* **Stated goal**
Scan the following material for the string "Adress" and copy each line in which it appears.

***** Extracted records

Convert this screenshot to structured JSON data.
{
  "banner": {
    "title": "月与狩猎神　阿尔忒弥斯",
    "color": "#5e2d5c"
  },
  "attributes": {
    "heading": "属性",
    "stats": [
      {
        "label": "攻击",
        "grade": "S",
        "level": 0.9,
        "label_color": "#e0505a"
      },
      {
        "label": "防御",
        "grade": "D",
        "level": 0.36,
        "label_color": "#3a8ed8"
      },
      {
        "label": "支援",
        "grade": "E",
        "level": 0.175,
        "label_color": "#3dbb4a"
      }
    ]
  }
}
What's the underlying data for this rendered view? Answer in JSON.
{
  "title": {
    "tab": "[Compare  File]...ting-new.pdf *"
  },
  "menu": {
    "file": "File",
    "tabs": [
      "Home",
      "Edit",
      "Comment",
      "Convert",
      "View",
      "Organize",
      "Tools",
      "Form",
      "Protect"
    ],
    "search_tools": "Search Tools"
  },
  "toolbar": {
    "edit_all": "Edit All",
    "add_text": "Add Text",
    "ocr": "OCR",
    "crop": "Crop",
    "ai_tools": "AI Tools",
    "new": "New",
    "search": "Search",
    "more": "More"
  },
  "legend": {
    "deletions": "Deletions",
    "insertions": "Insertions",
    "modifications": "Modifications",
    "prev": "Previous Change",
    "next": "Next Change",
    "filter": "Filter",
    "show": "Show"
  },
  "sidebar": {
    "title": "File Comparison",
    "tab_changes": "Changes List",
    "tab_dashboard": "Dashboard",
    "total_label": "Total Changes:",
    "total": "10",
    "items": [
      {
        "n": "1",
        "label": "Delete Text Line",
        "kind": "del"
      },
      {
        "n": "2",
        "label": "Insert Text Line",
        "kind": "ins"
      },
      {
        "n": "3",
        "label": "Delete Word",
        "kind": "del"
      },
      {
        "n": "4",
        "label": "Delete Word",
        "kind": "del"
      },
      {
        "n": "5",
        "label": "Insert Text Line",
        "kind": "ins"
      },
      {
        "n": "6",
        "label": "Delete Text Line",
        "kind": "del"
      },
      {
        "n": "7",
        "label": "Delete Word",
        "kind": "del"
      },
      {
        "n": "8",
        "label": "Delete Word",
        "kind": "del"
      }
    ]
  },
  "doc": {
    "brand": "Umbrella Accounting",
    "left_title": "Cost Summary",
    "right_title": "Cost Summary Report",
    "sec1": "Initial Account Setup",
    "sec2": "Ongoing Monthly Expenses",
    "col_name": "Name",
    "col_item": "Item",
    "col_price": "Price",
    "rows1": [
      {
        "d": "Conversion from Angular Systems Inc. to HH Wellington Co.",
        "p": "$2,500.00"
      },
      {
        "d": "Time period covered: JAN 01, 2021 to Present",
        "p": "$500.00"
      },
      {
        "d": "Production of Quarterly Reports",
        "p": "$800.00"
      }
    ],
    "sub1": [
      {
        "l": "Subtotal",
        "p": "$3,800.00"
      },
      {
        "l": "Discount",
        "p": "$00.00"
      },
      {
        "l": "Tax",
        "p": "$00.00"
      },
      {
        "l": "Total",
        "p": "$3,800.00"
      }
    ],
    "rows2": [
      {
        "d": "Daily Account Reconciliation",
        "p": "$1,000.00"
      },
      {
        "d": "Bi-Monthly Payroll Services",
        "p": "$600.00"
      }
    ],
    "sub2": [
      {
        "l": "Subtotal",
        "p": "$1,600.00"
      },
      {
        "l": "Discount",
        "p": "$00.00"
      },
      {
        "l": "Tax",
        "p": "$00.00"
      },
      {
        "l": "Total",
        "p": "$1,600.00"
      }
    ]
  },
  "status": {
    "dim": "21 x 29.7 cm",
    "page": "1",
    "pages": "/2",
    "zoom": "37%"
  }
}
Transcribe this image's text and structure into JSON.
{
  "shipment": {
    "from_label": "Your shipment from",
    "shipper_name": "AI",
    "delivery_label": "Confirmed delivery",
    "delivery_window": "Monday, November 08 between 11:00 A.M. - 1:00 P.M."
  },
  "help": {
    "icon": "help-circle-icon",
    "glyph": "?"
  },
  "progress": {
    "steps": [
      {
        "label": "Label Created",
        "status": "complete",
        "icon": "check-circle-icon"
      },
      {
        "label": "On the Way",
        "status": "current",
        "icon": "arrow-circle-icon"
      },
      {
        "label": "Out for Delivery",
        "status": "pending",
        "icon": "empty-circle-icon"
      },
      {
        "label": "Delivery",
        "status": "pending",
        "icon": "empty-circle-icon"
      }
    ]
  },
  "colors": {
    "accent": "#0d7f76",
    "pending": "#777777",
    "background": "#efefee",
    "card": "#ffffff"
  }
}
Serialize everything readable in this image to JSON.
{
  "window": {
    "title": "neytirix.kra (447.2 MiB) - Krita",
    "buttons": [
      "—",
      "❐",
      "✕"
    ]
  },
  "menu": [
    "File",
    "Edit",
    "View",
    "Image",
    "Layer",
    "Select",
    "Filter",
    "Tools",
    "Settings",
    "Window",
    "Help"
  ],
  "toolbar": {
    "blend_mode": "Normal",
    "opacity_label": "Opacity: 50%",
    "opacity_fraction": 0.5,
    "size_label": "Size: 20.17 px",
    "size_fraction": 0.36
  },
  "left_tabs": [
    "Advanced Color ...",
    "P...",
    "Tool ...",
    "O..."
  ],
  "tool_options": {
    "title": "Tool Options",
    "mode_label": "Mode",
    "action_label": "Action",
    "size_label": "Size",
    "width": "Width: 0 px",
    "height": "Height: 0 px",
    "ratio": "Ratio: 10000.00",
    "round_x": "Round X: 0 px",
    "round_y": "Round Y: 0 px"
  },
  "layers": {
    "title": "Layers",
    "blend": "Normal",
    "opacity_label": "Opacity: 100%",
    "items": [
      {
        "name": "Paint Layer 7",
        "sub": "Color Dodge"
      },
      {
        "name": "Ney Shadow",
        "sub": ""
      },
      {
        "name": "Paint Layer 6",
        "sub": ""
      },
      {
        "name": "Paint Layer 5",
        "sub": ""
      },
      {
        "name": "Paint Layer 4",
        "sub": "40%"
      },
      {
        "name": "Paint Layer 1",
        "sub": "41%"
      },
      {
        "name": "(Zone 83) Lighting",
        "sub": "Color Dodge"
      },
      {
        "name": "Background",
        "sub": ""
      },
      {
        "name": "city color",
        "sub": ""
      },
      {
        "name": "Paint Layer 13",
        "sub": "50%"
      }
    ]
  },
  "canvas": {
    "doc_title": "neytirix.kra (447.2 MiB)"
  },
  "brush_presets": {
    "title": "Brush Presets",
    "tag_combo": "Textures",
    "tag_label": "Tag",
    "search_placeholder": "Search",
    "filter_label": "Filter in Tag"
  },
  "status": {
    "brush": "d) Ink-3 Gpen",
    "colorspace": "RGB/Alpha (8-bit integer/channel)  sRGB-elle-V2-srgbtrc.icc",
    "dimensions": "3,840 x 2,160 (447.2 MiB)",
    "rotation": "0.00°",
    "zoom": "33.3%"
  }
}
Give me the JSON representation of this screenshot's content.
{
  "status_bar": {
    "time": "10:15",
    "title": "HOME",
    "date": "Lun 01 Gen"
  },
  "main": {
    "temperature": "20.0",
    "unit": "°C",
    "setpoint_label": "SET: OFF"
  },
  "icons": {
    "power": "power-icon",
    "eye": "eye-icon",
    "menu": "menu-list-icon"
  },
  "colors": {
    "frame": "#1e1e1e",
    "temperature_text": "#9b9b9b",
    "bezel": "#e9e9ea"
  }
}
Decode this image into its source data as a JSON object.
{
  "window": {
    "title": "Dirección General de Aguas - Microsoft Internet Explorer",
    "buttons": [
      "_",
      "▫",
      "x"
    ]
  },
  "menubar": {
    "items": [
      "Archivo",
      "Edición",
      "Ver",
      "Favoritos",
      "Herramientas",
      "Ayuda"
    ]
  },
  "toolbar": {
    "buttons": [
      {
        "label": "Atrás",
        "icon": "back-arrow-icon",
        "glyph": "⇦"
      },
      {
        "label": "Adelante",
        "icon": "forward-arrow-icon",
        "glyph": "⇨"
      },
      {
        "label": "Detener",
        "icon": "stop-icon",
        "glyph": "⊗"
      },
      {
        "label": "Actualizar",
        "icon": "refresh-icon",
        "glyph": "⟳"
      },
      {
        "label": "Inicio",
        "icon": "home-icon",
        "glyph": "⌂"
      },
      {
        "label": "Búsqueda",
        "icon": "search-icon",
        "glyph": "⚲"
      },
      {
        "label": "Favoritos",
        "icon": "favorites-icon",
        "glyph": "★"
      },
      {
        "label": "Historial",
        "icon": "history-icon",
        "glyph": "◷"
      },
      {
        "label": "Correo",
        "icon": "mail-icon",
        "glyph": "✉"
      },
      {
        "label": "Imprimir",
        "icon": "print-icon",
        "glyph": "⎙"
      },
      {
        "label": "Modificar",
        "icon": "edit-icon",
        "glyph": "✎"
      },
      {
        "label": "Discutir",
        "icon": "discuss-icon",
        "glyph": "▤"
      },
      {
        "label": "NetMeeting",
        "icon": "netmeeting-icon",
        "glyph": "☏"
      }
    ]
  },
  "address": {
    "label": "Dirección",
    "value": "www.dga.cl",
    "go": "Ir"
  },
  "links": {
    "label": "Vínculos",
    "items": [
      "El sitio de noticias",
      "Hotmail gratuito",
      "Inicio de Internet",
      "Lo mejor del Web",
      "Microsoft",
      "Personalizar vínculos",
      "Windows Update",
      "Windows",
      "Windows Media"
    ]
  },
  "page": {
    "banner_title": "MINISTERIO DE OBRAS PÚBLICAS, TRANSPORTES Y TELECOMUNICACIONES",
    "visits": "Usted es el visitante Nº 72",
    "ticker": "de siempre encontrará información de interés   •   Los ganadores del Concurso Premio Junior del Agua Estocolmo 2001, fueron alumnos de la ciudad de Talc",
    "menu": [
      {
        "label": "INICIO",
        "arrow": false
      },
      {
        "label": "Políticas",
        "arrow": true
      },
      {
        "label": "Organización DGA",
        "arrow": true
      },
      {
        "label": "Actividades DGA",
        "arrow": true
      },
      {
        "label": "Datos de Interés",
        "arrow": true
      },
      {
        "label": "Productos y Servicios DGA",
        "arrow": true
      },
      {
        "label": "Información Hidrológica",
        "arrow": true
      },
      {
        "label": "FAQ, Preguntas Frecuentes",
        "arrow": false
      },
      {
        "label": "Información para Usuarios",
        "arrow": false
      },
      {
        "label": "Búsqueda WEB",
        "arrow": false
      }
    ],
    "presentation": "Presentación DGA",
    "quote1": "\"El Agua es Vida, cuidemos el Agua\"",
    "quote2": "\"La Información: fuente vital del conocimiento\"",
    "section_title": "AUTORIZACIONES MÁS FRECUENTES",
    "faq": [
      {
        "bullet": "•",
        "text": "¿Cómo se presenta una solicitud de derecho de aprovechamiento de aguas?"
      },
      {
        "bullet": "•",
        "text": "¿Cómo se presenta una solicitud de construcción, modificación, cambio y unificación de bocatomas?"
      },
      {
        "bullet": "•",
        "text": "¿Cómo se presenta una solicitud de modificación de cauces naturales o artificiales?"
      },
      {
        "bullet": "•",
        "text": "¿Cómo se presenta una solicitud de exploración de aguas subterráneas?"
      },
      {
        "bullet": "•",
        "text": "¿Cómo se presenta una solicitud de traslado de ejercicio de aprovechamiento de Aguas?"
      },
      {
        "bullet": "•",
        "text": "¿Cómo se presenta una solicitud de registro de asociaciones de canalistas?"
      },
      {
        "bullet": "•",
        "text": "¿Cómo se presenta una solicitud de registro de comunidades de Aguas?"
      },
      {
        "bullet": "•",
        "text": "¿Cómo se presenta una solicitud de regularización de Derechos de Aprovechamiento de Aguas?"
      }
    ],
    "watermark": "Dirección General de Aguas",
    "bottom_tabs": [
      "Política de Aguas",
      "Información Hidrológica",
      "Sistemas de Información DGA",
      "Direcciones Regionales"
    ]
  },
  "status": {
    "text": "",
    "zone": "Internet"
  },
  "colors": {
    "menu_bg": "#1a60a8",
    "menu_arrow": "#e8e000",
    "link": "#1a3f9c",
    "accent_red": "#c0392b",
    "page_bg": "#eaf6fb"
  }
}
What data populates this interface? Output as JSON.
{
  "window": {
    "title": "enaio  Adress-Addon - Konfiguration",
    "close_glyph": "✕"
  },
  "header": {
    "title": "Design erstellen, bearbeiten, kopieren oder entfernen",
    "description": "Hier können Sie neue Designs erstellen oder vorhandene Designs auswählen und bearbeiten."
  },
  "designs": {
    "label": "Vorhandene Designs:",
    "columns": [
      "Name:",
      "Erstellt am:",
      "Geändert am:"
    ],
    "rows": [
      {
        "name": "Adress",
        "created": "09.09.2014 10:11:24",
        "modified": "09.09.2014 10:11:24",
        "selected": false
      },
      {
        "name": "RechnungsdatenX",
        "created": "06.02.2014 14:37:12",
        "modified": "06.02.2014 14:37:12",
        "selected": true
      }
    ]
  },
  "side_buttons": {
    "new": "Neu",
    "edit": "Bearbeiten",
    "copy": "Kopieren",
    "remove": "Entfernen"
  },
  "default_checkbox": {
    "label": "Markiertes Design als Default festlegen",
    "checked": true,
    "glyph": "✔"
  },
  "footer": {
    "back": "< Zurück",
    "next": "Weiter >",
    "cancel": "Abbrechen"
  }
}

**********

* **Output below**
    "title": "enaio  Adress-Addon - Konfiguration",
        "name": "Adress",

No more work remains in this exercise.